Dataset records:
<<<<

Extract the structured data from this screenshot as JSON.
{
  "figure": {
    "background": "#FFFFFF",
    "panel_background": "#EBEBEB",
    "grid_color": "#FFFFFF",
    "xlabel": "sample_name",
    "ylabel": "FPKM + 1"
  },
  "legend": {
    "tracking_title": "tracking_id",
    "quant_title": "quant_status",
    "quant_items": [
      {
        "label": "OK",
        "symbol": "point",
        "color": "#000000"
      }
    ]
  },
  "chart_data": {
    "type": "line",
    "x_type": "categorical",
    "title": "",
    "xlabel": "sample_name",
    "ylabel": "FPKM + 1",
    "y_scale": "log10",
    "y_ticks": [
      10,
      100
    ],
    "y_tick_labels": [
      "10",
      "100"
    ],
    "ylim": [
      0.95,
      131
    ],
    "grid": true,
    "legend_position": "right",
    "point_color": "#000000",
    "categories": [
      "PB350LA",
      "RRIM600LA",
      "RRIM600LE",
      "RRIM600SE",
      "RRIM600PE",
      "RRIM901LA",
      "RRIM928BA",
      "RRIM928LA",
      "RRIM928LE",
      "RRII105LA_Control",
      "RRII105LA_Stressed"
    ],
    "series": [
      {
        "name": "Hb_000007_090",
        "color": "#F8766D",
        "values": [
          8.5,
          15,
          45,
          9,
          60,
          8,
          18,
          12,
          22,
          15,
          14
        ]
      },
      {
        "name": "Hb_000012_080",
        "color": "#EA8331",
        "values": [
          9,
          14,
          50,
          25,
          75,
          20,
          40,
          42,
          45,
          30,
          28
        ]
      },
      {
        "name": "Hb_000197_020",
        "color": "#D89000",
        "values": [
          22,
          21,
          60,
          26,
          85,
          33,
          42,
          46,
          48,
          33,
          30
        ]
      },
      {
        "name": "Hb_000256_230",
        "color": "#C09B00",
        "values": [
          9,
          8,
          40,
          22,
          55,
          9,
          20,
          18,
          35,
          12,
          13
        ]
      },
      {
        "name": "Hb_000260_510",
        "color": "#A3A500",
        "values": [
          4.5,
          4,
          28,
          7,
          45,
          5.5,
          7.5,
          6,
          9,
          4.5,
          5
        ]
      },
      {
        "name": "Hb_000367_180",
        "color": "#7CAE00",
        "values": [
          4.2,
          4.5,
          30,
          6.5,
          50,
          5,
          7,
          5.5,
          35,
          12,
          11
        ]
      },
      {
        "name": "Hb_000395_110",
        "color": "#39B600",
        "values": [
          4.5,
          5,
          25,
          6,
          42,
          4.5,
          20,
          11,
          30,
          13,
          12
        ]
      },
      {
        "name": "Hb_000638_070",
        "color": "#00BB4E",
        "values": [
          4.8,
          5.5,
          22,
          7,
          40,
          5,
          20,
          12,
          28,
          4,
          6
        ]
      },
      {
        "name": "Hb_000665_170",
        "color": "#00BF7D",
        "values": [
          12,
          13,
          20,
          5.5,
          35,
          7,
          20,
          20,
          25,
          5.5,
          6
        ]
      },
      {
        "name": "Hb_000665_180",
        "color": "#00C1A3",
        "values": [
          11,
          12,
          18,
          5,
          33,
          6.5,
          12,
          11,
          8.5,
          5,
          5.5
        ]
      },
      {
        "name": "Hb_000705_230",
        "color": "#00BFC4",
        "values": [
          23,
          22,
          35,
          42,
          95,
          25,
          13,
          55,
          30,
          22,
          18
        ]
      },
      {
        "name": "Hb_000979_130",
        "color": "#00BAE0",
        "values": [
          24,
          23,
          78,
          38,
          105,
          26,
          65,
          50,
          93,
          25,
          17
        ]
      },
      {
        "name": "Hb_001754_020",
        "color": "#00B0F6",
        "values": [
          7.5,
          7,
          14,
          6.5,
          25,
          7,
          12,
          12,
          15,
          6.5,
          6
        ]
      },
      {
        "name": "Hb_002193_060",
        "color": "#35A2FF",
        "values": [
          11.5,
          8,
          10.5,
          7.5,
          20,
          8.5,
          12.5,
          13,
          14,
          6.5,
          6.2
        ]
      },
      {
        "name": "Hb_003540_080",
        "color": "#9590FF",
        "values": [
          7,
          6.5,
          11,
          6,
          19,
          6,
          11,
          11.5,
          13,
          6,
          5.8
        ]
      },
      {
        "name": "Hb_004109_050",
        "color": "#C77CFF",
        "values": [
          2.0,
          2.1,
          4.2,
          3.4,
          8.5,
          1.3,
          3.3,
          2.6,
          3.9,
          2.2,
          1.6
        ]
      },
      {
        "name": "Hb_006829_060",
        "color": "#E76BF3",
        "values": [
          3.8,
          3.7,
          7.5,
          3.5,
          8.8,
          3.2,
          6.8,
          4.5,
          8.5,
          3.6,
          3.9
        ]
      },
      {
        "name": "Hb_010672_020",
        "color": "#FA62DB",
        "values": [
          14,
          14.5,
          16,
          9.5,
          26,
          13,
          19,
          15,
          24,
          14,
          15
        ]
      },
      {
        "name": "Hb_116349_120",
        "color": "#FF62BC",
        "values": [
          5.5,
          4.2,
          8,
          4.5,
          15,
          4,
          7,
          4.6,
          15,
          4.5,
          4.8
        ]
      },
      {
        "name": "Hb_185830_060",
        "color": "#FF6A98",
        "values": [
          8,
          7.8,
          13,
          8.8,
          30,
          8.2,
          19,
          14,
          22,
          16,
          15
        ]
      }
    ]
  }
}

>>>>

The task:
Repeat the material above in full, quoting it exactly.

Solution:
Extract the structured data from this screenshot as JSON.
{
  "figure": {
    "background": "#FFFFFF",
    "panel_background": "#EBEBEB",
    "grid_color": "#FFFFFF",
    "xlabel": "sample_name",
    "ylabel": "FPKM + 1"
  },
  "legend": {
    "tracking_title": "tracking_id",
    "quant_title": "quant_status",
    "quant_items": [
      {
        "label": "OK",
        "symbol": "point",
        "color": "#000000"
      }
    ]
  },
  "chart_data": {
    "type": "line",
    "x_type": "categorical",
    "title": "",
    "xlabel": "sample_name",
    "ylabel": "FPKM + 1",
    "y_scale": "log10",
    "y_ticks": [
      10,
      100
    ],
    "y_tick_labels": [
      "10",
      "100"
    ],
    "ylim": [
      0.95,
      131
    ],
    "grid": true,
    "legend_position": "right",
    "point_color": "#000000",
    "categories": [
      "PB350LA",
      "RRIM600LA",
      "RRIM600LE",
      "RRIM600SE",
      "RRIM600PE",
      "RRIM901LA",
      "RRIM928BA",
      "RRIM928LA",
      "RRIM928LE",
      "RRII105LA_Control",
      "RRII105LA_Stressed"
    ],
    "series": [
      {
        "name": "Hb_000007_090",
        "color": "#F8766D",
        "values": [
          8.5,
          15,
          45,
          9,
          60,
          8,
          18,
          12,
          22,
          15,
          14
        ]
      },
      {
        "name": "Hb_000012_080",
        "color": "#EA8331",
        "values": [
          9,
          14,
          50,
          25,
          75,
          20,
          40,
          42,
          45,
          30,
          28
        ]
      },
      {
        "name": "Hb_000197_020",
        "color": "#D89000",
        "values": [
          22,
          21,
          60,
          26,
          85,
          33,
          42,
          46,
          48,
          33,
          30
        ]
      },
      {
        "name": "Hb_000256_230",
        "color": "#C09B00",
        "values": [
          9,
          8,
          40,
          22,
          55,
          9,
          20,
          18,
          35,
          12,
          13
        ]
      },
      {
        "name": "Hb_000260_510",
        "color": "#A3A500",
        "values": [
          4.5,
          4,
          28,
          7,
          45,
          5.5,
          7.5,
          6,
          9,
          4.5,
          5
        ]
      },
      {
        "name": "Hb_000367_180",
        "color": "#7CAE00",
        "values": [
          4.2,
          4.5,
          30,
          6.5,
          50,
          5,
          7,
          5.5,
          35,
          12,
          11
        ]
      },
      {
        "name": "Hb_000395_110",
        "color": "#39B600",
        "values": [
          4.5,
          5,
          25,
          6,
          42,
          4.5,
          20,
          11,
          30,
          13,
          12
        ]
      },
      {
        "name": "Hb_000638_070",
        "color": "#00BB4E",
        "values": [
          4.8,
          5.5,
          22,
          7,
          40,
          5,
          20,
          12,
          28,
          4,
          6
        ]
      },
      {
        "name": "Hb_000665_170",
        "color": "#00BF7D",
        "values": [
          12,
          13,
          20,
          5.5,
          35,
          7,
          20,
          20,
          25,
          5.5,
          6
        ]
      },
      {
        "name": "Hb_000665_180",
        "color": "#00C1A3",
        "values": [
          11,
          12,
          18,
          5,
          33,
          6.5,
          12,
          11,
          8.5,
          5,
          5.5
        ]
      },
      {
        "name": "Hb_000705_230",
        "color": "#00BFC4",
        "values": [
          23,
          22,
          35,
          42,
          95,
          25,
          13,
          55,
          30,
          22,
          18
        ]
      },
      {
        "name": "Hb_000979_130",
        "color": "#00BAE0",
        "values": [
          24,
          23,
          78,
          38,
          105,
          26,
          65,
          50,
          93,
          25,
          17
        ]
      },
      {
        "name": "Hb_001754_020",
        "color": "#00B0F6",
        "values": [
          7.5,
          7,
          14,
          6.5,
          25,
          7,
          12,
          12,
          15,
          6.5,
          6
        ]
      },
      {
        "name": "Hb_002193_060",
        "color": "#35A2FF",
        "values": [
          11.5,
          8,
          10.5,
          7.5,
          20,
          8.5,
          12.5,
          13,
          14,
          6.5,
          6.2
        ]
      },
      {
        "name": "Hb_003540_080",
        "color": "#9590FF",
        "values": [
          7,
          6.5,
          11,
          6,
          19,
          6,
          11,
          11.5,
          13,
          6,
          5.8
        ]
      },
      {
        "name": "Hb_004109_050",
        "color": "#C77CFF",
        "values": [
          2.0,
          2.1,
          4.2,
          3.4,
          8.5,
          1.3,
          3.3,
          2.6,
          3.9,
          2.2,
          1.6
        ]
      },
      {
        "name": "Hb_006829_060",
        "color": "#E76BF3",
        "values": [
          3.8,
          3.7,
          7.5,
          3.5,
          8.8,
          3.2,
          6.8,
          4.5,
          8.5,
          3.6,
          3.9
        ]
      },
      {
        "name": "Hb_010672_020",
        "color": "#FA62DB",
        "values": [
          14,
          14.5,
          16,
          9.5,
          26,
          13,
          19,
          15,
          24,
          14,
          15
        ]
      },
      {
        "name": "Hb_116349_120",
        "color": "#FF62BC",
        "values": [
          5.5,
          4.2,
          8,
          4.5,
          15,
          4,
          7,
          4.6,
          15,
          4.5,
          4.8
        ]
      },
      {
        "name": "Hb_185830_060",
        "color": "#FF6A98",
        "values": [
          8,
          7.8,
          13,
          8.8,
          30,
          8.2,
          19,
          14,
          22,
          16,
          15
        ]
      }
    ]
  }
}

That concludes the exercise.